What to do: Identify and pull out each line of the entries in which "PICASSO" occurs.
*** Entries provided
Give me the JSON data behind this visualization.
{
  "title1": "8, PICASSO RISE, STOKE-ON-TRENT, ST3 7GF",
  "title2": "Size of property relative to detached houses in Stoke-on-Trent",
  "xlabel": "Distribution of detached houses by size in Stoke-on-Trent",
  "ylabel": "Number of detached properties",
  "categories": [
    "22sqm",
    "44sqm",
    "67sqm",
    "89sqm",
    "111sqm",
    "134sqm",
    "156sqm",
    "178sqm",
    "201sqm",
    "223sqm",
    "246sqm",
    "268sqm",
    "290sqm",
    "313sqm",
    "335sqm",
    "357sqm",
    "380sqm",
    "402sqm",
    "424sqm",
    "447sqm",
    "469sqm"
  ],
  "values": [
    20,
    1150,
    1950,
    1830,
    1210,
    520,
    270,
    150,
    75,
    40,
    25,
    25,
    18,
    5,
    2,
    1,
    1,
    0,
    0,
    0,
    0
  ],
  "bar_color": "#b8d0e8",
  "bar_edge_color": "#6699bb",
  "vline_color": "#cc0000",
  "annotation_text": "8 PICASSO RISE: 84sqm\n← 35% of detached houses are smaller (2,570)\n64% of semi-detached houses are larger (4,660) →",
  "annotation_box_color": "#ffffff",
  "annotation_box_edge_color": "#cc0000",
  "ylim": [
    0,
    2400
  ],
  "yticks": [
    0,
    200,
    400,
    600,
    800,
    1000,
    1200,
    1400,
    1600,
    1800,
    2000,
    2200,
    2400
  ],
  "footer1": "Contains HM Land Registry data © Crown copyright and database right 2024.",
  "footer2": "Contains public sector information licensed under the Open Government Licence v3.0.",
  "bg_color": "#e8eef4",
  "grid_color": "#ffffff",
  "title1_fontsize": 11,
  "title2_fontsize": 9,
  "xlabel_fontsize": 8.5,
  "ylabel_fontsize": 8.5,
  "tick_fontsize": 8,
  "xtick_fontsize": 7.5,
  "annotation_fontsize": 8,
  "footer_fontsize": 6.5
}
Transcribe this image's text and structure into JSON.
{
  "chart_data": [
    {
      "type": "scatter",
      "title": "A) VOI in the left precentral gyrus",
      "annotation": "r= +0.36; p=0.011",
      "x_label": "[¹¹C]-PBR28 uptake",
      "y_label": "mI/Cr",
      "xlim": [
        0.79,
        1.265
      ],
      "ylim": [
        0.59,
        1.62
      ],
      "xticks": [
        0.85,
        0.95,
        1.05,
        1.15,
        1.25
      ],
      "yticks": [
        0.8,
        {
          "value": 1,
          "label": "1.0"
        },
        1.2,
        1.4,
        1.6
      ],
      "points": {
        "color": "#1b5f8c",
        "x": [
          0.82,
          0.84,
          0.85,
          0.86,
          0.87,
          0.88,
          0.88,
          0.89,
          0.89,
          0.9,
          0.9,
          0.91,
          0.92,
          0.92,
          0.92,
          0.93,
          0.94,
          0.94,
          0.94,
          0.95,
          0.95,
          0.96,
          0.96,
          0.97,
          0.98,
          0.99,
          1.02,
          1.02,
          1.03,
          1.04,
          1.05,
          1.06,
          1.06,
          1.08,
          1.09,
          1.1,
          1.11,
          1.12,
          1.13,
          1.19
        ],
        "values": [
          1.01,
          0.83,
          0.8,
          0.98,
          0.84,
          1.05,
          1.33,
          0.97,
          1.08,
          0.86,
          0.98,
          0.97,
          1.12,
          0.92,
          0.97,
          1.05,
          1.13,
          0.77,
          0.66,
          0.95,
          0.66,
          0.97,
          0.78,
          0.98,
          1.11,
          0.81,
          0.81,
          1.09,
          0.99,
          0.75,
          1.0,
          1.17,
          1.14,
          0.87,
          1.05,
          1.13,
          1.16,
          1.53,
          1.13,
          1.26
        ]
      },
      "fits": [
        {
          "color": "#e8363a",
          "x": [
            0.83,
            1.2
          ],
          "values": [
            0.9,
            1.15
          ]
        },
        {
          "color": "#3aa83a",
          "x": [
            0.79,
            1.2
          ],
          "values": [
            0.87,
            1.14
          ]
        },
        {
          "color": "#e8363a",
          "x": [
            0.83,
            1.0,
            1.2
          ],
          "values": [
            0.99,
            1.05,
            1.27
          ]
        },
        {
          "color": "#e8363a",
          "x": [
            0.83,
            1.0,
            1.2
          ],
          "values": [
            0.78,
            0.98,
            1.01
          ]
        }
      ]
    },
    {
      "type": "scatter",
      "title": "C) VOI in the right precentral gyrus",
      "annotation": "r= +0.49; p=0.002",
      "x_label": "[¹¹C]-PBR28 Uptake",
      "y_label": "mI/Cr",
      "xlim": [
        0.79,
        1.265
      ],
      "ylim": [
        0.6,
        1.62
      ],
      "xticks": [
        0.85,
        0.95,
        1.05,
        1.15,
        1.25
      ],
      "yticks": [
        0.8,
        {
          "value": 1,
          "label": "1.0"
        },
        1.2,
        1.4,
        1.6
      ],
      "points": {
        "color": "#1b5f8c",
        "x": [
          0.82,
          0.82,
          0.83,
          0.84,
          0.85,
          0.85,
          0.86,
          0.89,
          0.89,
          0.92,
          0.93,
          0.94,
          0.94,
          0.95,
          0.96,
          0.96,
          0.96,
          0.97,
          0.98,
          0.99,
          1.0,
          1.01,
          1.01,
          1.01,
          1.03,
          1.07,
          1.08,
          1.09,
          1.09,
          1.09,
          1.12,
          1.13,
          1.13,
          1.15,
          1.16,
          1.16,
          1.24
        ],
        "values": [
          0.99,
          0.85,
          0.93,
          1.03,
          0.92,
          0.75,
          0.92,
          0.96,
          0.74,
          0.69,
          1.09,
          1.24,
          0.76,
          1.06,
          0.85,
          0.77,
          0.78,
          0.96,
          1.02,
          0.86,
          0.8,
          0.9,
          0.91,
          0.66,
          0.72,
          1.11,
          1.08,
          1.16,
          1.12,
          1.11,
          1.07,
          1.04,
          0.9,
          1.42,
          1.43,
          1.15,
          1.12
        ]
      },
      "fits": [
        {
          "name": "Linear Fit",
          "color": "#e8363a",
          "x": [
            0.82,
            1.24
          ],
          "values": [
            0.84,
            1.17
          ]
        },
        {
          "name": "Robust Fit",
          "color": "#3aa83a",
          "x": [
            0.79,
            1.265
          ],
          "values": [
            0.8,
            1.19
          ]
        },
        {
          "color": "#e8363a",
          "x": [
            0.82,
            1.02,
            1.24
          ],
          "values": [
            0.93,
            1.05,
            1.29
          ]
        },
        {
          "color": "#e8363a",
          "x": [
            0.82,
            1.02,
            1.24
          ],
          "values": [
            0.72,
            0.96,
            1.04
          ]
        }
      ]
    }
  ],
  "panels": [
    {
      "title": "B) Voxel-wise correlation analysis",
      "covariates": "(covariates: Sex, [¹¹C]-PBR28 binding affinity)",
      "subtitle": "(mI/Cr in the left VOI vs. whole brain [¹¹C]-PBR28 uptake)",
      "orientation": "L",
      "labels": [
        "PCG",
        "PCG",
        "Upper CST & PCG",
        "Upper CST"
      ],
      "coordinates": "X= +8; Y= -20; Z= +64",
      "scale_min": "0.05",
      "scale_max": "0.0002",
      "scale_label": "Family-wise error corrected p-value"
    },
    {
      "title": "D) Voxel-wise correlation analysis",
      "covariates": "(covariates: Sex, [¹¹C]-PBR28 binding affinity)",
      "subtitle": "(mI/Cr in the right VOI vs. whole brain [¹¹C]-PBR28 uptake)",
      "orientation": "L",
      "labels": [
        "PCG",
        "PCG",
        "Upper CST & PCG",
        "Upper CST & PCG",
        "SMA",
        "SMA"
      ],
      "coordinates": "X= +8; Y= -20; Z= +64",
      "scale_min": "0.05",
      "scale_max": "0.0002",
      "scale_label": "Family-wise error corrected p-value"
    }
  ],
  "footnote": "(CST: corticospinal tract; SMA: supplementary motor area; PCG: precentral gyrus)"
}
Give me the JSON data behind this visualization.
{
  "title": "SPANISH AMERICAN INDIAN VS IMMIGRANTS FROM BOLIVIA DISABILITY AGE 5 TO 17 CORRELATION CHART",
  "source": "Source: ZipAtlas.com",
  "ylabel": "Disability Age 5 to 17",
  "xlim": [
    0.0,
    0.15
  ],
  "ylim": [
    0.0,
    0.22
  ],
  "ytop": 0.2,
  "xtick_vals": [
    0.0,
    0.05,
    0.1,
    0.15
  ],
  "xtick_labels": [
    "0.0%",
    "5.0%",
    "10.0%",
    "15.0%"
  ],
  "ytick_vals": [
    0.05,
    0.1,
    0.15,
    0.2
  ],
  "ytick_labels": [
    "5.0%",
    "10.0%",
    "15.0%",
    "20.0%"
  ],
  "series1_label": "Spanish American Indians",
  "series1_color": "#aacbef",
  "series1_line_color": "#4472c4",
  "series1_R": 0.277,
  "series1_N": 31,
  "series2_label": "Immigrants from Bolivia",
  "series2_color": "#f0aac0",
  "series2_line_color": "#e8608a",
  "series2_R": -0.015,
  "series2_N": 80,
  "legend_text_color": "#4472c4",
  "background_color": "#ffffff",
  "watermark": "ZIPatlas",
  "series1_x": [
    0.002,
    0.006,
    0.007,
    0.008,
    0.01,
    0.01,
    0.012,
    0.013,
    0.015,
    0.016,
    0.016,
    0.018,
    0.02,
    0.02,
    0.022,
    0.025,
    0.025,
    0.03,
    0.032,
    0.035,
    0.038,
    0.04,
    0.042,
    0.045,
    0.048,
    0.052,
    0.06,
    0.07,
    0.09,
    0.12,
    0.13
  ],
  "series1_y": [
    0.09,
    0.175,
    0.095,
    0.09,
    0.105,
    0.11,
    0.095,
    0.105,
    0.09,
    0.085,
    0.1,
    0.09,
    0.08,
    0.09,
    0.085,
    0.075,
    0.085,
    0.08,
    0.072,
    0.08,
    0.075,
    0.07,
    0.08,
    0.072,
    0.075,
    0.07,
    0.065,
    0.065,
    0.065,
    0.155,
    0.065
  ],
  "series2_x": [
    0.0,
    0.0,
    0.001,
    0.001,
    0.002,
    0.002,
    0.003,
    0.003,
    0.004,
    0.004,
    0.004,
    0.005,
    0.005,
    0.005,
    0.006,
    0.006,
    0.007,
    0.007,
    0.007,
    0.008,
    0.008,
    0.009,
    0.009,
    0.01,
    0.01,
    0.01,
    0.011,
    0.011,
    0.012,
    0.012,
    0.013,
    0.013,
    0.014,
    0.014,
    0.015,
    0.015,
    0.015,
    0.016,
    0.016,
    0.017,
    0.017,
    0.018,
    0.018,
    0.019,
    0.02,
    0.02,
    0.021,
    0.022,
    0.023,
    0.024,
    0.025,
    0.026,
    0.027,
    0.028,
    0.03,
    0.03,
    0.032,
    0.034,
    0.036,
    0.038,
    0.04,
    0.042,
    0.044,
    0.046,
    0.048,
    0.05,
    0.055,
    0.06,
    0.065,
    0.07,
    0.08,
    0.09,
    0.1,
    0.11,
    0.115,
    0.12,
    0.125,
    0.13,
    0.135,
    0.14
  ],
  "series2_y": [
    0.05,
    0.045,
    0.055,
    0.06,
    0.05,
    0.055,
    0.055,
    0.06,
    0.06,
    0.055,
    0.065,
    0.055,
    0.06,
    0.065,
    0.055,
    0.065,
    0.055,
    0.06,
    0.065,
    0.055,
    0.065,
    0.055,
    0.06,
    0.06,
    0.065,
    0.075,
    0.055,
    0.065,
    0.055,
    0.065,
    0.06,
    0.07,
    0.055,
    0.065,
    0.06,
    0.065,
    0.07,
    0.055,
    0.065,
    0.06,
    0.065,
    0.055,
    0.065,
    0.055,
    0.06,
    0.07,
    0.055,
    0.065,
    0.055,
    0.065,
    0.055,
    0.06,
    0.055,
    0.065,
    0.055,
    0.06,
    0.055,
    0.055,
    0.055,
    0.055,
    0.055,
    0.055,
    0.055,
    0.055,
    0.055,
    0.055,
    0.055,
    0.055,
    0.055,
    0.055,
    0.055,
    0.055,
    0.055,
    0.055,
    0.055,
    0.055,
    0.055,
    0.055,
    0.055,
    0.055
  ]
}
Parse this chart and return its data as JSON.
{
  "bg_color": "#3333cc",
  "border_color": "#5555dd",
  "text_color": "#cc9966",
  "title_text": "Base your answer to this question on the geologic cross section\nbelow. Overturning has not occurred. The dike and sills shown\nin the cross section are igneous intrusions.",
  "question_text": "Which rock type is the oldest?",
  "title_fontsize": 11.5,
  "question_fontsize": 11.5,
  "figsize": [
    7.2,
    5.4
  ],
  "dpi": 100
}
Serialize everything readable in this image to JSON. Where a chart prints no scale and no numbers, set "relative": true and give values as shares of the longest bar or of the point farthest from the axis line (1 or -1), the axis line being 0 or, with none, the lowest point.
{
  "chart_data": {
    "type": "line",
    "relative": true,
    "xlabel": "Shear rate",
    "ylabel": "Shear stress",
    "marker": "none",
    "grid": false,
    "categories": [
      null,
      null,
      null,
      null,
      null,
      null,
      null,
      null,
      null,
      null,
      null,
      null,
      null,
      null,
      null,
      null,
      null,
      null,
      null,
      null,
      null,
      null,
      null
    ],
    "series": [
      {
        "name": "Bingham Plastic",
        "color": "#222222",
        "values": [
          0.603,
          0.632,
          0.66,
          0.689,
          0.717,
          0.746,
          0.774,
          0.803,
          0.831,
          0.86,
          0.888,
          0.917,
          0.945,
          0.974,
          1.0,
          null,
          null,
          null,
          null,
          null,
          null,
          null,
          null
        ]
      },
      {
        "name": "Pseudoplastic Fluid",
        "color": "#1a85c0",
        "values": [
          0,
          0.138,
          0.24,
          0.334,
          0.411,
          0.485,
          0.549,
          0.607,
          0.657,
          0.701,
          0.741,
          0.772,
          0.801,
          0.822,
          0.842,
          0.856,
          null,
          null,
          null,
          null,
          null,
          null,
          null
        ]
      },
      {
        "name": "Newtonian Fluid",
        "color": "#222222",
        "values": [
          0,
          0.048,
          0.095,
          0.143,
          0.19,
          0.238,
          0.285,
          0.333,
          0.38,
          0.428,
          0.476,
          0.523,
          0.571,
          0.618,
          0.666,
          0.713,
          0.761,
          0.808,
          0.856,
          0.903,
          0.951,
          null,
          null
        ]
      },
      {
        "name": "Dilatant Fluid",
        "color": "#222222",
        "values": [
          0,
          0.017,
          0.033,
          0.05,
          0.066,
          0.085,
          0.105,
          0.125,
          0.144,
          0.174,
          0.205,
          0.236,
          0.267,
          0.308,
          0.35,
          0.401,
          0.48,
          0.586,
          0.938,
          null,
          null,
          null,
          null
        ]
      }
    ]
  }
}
******
Exercise answer:
  "title1": "8, PICASSO RISE, STOKE-ON-TRENT, ST3 7GF",
  "annotation_text": "8 PICASSO RISE: 84sqm\n← 35% of detached houses are smaller (2,570)\n64% of semi-detached houses are larger (4,660) →",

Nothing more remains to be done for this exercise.